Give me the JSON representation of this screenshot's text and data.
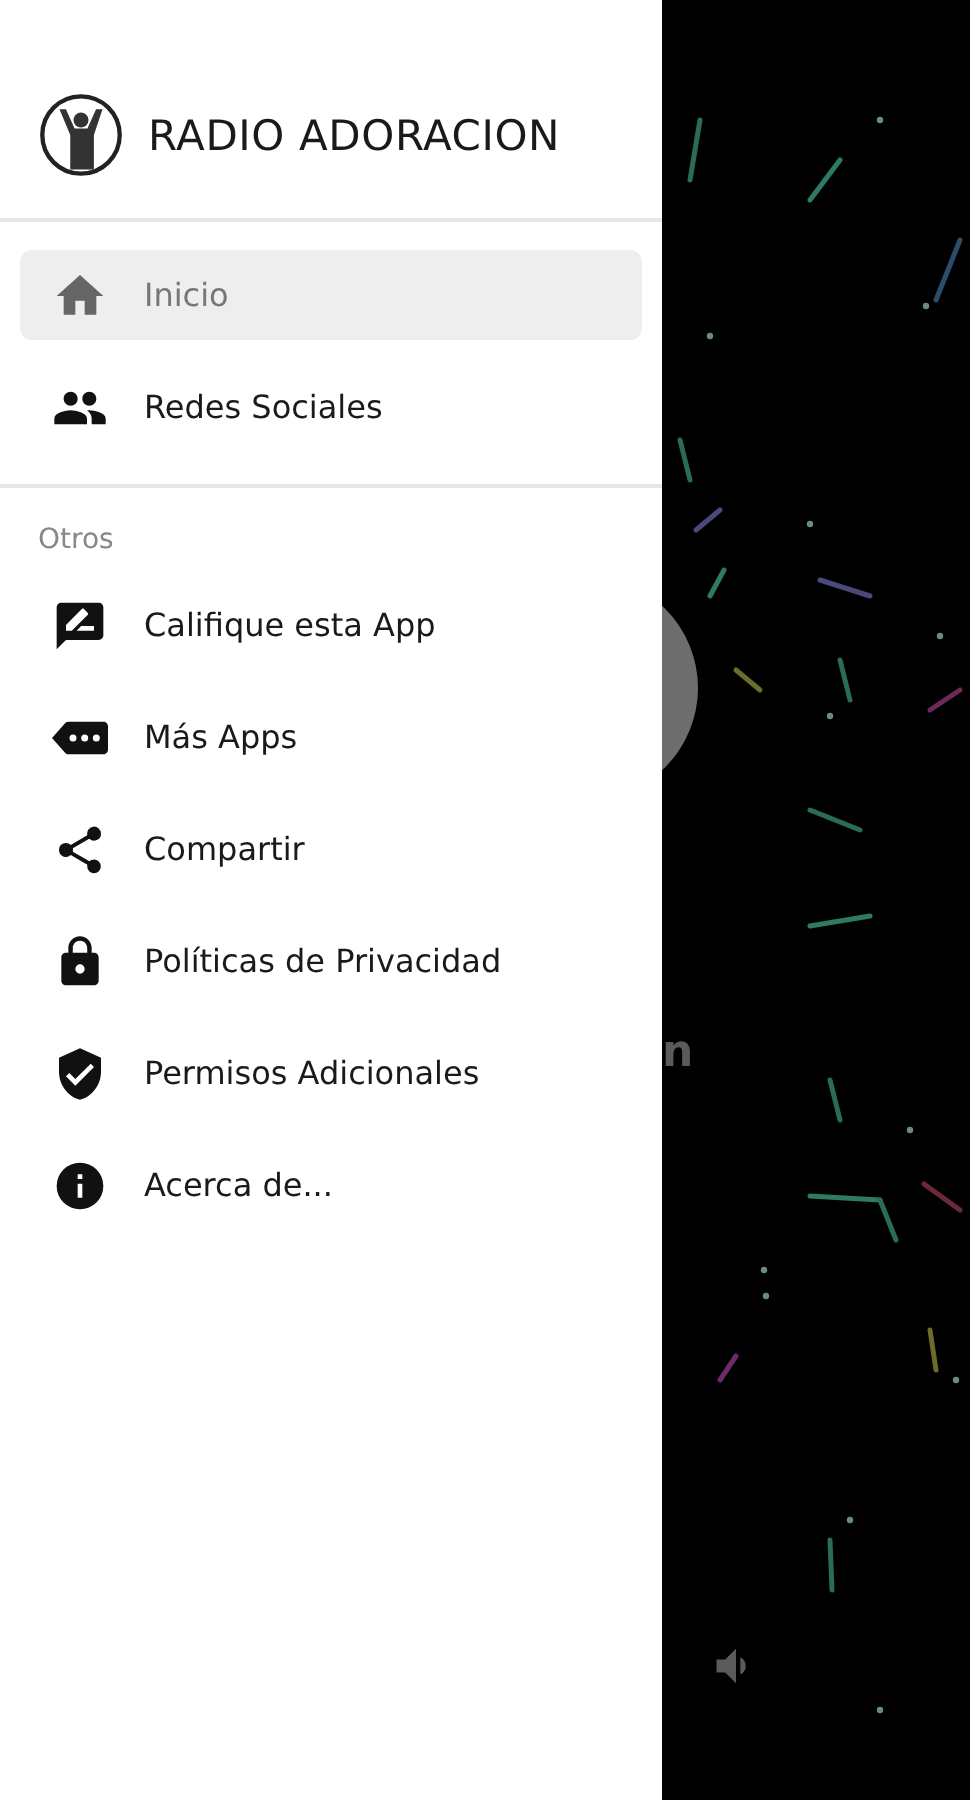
{
  "drawer": {
    "title": "RADIO ADORACION",
    "main_items": [
      {
        "label": "Inicio",
        "selected": true
      },
      {
        "label": "Redes Sociales",
        "selected": false
      }
    ],
    "section_title": "Otros",
    "other_items": [
      {
        "label": "Califique esta App"
      },
      {
        "label": "Más Apps"
      },
      {
        "label": "Compartir"
      },
      {
        "label": "Políticas de Privacidad"
      },
      {
        "label": "Permisos Adicionales"
      },
      {
        "label": "Acerca de..."
      }
    ]
  },
  "background": {
    "station_text_tail": "n"
  }
}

- [Set problem]: Retype all entries exactly as they appear, dropping the images.

- [Exercise result]:
Give me the JSON representation of this screenshot's text and data.
{
  "drawer": {
    "title": "RADIO ADORACION",
    "main_items": [
      {
        "label": "Inicio",
        "selected": true
      },
      {
        "label": "Redes Sociales",
        "selected": false
      }
    ],
    "section_title": "Otros",
    "other_items": [
      {
        "label": "Califique esta App"
      },
      {
        "label": "Más Apps"
      },
      {
        "label": "Compartir"
      },
      {
        "label": "Políticas de Privacidad"
      },
      {
        "label": "Permisos Adicionales"
      },
      {
        "label": "Acerca de..."
      }
    ]
  },
  "background": {
    "station_text_tail": "n"
  }
}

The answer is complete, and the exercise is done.